Delhi, June 14, 2012: How much is 69 billion litres of water? By a rough calculation it is equivalent to nearly 9 million water tankers — the same ones that can be seen trundling about supplying precious water to Delhiites in a swathe of residential colonies.
But, 69 billion litres of water is the amount of water that rains on Delhi's rooftops every year. The calculation is simple — take Delhi's average rainfall at about 490 millimetres, and multiply it with the total rooftop area of about 140 square kilometres as estimated by some experts.
In a city where the search for water, especially this blistering summer, has become an almost life-anddeath struggle for thousands of families, this bounty from the skies almost seems unbelievable. But it is as true and real as the dry taps in Delhi today.
Of course it is not as simple as that. All water cannot be collected from rooftops. Some will be absorbed by the surface, some will evaporate in the heat, some will get contaminated or spill away. But the numbers do give an idea of the immense potential of rainwater harvesting in Delhi.
And this is just harvesting from the rooftops. It is only 10% of the total rain that falls on Delhi in an average monsoon. The total volume of water that comes down as rain is a mind-boggling figure, about 690 billion litres. Even a 25% usage of this would go a long way in recharging the fast depleting groundwater.
With a population of over 138 million at last count Delhi is said to have an average daily demand of about 1100 million gallons or about 5 billion litres. The supply gap this summer is about 465 million gallons or over 2 billion litres per day.
Had all the pronouncements and declarations by Delhi government on making rainwater harvesting mandatory in commercial and residential constructions been implemented, at least some edge would have been taken off this present water scarcity.
——
◆ WHAT YOU ARE ASKED TO DO ◆
The article on Delhi rainwater gives reasons why not all the rain falling on rooftops can be collected. List every way that water is lost.

◆ DATASET EXTRACT ◆
——
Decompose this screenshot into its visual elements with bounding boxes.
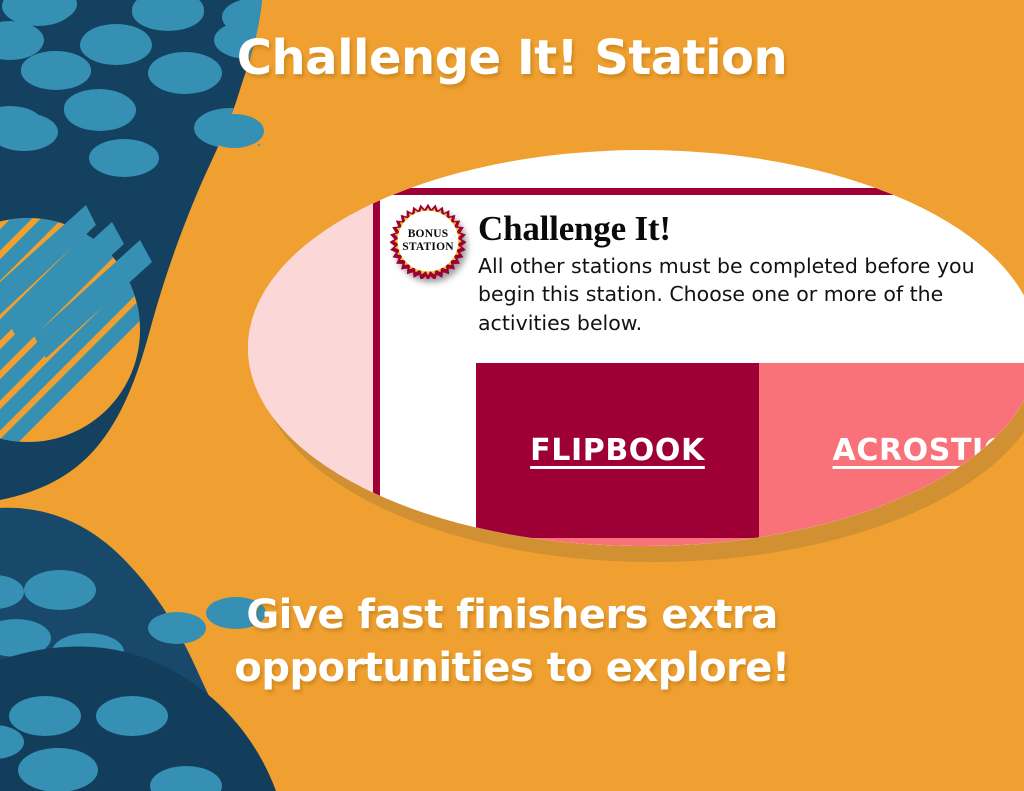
——
◆ SOLUTION TO THIS TASK ◆
- Absorbed by the surface
- Evaporates in the heat
- Gets contaminated
- Spills away